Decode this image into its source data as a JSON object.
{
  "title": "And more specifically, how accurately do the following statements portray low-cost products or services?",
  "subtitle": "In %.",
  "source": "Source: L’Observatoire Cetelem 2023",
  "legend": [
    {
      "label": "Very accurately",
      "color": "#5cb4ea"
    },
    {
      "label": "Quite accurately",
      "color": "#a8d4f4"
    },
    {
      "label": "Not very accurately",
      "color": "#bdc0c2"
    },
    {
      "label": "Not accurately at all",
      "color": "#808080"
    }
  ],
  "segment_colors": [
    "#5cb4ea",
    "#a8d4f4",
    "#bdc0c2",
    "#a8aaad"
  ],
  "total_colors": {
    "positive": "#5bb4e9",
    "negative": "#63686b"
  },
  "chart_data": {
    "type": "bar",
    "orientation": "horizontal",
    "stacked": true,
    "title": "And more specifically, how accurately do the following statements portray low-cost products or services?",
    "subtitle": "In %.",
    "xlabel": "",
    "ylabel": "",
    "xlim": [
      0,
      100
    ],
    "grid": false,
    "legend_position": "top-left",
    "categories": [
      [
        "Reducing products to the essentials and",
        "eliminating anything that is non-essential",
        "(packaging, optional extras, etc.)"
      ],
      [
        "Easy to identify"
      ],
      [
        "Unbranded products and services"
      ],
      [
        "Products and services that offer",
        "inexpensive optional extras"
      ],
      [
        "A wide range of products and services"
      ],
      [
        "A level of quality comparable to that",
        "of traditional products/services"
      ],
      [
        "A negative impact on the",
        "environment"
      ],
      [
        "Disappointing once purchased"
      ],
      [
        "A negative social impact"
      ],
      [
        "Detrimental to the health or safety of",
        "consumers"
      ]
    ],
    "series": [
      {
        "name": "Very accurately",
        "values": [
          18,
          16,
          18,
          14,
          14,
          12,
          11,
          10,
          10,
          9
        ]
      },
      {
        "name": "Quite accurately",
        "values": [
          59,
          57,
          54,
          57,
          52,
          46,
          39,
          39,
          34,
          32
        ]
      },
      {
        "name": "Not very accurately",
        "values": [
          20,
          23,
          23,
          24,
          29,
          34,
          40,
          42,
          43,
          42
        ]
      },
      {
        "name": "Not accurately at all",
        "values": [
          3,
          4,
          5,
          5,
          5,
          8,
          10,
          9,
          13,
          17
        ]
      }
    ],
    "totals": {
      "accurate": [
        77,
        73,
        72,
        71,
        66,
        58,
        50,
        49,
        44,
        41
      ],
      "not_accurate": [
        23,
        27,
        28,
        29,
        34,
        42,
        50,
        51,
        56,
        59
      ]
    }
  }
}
^^^^
Stated problem
Copy all data exactly, start to finish.

Task output
Decode this image into its source data as a JSON object.
{
  "title": "And more specifically, how accurately do the following statements portray low-cost products or services?",
  "subtitle": "In %.",
  "source": "Source: L’Observatoire Cetelem 2023",
  "legend": [
    {
      "label": "Very accurately",
      "color": "#5cb4ea"
    },
    {
      "label": "Quite accurately",
      "color": "#a8d4f4"
    },
    {
      "label": "Not very accurately",
      "color": "#bdc0c2"
    },
    {
      "label": "Not accurately at all",
      "color": "#808080"
    }
  ],
  "segment_colors": [
    "#5cb4ea",
    "#a8d4f4",
    "#bdc0c2",
    "#a8aaad"
  ],
  "total_colors": {
    "positive": "#5bb4e9",
    "negative": "#63686b"
  },
  "chart_data": {
    "type": "bar",
    "orientation": "horizontal",
    "stacked": true,
    "title": "And more specifically, how accurately do the following statements portray low-cost products or services?",
    "subtitle": "In %.",
    "xlabel": "",
    "ylabel": "",
    "xlim": [
      0,
      100
    ],
    "grid": false,
    "legend_position": "top-left",
    "categories": [
      [
        "Reducing products to the essentials and",
        "eliminating anything that is non-essential",
        "(packaging, optional extras, etc.)"
      ],
      [
        "Easy to identify"
      ],
      [
        "Unbranded products and services"
      ],
      [
        "Products and services that offer",
        "inexpensive optional extras"
      ],
      [
        "A wide range of products and services"
      ],
      [
        "A level of quality comparable to that",
        "of traditional products/services"
      ],
      [
        "A negative impact on the",
        "environment"
      ],
      [
        "Disappointing once purchased"
      ],
      [
        "A negative social impact"
      ],
      [
        "Detrimental to the health or safety of",
        "consumers"
      ]
    ],
    "series": [
      {
        "name": "Very accurately",
        "values": [
          18,
          16,
          18,
          14,
          14,
          12,
          11,
          10,
          10,
          9
        ]
      },
      {
        "name": "Quite accurately",
        "values": [
          59,
          57,
          54,
          57,
          52,
          46,
          39,
          39,
          34,
          32
        ]
      },
      {
        "name": "Not very accurately",
        "values": [
          20,
          23,
          23,
          24,
          29,
          34,
          40,
          42,
          43,
          42
        ]
      },
      {
        "name": "Not accurately at all",
        "values": [
          3,
          4,
          5,
          5,
          5,
          8,
          10,
          9,
          13,
          17
        ]
      }
    ],
    "totals": {
      "accurate": [
        77,
        73,
        72,
        71,
        66,
        58,
        50,
        49,
        44,
        41
      ],
      "not_accurate": [
        23,
        27,
        28,
        29,
        34,
        42,
        50,
        51,
        56,
        59
      ]
    }
  }
}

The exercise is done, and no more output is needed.